### Task 1
Answer these questions from the text on the merger and the Dial-A-Cup system:
(a) On what date was the Merger Agreement approved?
(b) Which company is the successor issuer for reporting purposes under the Securities Exchange Act of 1934?
(c) How many individual compartments does the appliance's rotating cylinder have?
### Task 2
Continue the text on the merger and the Dial-A-Cup system, starting after its final sentence.

### Reading text
+-------+

The Merger Agreement was approved by the unanimous consent of the Board of Directors of both the Registrant, RUB and the sole stockholder of RUB on May 13, 2005.

 

Pursuant to Rule 12g-3(a) of the General Rules and Regulations of the Securities and Exchange Commission, ISSG is the successor issuer for reporting purposes under the Securities Exchange Act of 1934, as amended (the “Act”).

 

Through our wholly-owned subsidiary, Dial-A-Cup Corporation we have developed a new and revolutionary hot water dispensing system that will brew one fresh cup of coffee, tea, hot chocolate, soup, etc. on demand. The appliance features a rotating cylinder with six (6) individual compartments, each with its own permanent filter.

 

There is a wide and varied customer base. Initial marketing will be to small businesses nationwide through the use of established national distributors, followed by introduction to the consumer via television through the consumer home shopping networks followed by sales to national retailers.

+-------+

### Available data
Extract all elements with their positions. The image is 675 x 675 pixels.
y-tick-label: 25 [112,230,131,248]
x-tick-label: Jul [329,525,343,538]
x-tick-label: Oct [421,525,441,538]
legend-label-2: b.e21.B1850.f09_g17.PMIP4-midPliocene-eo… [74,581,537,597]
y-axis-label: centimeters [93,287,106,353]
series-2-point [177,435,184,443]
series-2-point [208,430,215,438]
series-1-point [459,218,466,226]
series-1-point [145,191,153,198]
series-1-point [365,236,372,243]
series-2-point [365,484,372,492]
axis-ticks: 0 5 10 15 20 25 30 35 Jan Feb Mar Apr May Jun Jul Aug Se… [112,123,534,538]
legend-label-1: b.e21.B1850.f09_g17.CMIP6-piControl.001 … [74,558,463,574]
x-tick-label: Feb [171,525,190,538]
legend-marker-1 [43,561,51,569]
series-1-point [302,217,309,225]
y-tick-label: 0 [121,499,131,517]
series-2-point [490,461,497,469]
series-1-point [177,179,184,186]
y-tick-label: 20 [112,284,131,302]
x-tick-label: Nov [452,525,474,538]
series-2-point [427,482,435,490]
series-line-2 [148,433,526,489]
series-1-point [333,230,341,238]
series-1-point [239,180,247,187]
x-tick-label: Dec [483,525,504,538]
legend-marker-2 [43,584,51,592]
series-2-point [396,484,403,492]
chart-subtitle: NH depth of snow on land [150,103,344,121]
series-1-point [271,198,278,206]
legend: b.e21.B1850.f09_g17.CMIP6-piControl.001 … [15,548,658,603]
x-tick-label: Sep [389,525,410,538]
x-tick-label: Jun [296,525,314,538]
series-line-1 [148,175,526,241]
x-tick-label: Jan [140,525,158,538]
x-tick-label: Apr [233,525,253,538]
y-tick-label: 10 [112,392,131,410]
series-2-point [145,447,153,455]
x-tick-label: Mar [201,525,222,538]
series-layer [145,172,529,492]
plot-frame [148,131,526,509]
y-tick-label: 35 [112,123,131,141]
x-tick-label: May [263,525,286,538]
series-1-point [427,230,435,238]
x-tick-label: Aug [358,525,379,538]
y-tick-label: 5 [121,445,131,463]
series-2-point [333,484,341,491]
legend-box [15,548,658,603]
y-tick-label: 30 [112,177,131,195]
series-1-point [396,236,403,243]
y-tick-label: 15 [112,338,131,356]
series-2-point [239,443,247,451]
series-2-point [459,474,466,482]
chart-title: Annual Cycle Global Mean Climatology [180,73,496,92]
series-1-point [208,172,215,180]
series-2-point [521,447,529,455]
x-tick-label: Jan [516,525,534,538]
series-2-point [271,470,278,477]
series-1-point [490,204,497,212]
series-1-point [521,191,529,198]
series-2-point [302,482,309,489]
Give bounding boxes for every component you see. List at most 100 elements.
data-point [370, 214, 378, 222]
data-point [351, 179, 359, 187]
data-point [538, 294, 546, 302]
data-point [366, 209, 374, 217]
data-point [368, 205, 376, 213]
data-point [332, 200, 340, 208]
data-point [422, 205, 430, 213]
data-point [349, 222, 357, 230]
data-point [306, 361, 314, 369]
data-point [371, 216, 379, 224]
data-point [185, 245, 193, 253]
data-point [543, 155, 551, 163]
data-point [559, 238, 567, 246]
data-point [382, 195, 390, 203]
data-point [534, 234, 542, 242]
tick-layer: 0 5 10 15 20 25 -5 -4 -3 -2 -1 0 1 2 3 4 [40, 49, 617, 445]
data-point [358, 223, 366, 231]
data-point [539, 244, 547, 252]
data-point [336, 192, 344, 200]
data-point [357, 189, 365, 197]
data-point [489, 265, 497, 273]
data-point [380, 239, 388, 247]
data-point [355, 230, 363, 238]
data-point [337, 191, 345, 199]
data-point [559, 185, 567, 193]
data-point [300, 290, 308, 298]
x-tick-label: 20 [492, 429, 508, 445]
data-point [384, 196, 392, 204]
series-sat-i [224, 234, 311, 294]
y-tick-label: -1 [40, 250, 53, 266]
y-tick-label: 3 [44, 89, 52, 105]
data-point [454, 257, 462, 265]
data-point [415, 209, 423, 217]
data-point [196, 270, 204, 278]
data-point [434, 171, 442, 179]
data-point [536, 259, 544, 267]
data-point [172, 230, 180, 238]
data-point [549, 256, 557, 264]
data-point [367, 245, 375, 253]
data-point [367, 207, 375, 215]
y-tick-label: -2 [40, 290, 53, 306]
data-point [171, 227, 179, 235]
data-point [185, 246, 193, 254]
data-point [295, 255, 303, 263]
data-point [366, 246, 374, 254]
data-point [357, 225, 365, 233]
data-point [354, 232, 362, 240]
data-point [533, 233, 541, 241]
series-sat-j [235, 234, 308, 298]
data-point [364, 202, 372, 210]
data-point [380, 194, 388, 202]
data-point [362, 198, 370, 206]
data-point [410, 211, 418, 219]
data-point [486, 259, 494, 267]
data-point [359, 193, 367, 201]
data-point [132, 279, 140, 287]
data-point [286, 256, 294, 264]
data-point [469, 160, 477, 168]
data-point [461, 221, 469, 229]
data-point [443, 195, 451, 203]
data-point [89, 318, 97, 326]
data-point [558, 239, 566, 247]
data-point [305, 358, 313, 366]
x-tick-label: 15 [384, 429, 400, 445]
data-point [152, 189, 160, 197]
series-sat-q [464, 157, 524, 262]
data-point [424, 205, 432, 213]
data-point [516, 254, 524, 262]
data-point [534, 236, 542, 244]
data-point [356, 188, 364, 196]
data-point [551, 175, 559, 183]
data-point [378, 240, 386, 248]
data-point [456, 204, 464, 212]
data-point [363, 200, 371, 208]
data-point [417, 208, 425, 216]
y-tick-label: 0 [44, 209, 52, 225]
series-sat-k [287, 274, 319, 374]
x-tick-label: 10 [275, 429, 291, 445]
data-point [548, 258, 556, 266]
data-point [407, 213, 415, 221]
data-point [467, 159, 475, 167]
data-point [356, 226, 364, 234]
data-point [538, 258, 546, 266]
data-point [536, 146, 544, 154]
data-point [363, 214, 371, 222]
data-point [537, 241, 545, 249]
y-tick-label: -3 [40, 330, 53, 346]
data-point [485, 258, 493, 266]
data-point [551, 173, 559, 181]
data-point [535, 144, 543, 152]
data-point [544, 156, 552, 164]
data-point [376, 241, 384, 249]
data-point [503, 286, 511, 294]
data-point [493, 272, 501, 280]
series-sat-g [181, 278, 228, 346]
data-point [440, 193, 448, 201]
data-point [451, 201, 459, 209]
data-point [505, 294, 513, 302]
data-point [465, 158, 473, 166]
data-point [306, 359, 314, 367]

+-------+

### Exercise output 1
(a) May 13, 2005
(b) ISSG
(c) Six

### Exercise output 2
The on-demand coffee systems currently being marketed have met with poor sales because they require the use of the manufacturers “coffee pods” which are expensive and limited in selection. The Dial-A-Cup appliance is designed to allow the customer to continue to use the brand of coffee they currently use in their drip coffee pots.

 

Dial-A-Cup developed the appliance through Advance Plastics (San Diego, CA) and its manufacturing facilities in China. The first prototype was completed in late 2004, and the initial pre-production appliances are currently being manufactured from the recently completed molds for submission for UL approval. There are no anticipated problems and UL approval is expected within the next 60 days. There are no environmental compliance issues, which we are aware of.

 

Dial-A-Cup is a trademarked name, and has been issued two (2) U.S. Patents to date, and has one (1) patent pending.

 

Over the past two fiscal years, Dial-A-Cup’s founders have invested approximately $200,000 on product research and development. We will maintain our two full-time employees and our Board of Directors for the remainder of our development stage and we do not anticipate the need for additional personnel.

 

 

7

 

 

 

 

Plan of Operation

 

During the next twelve months we plan to focus our efforts on our development and production of our properties described above.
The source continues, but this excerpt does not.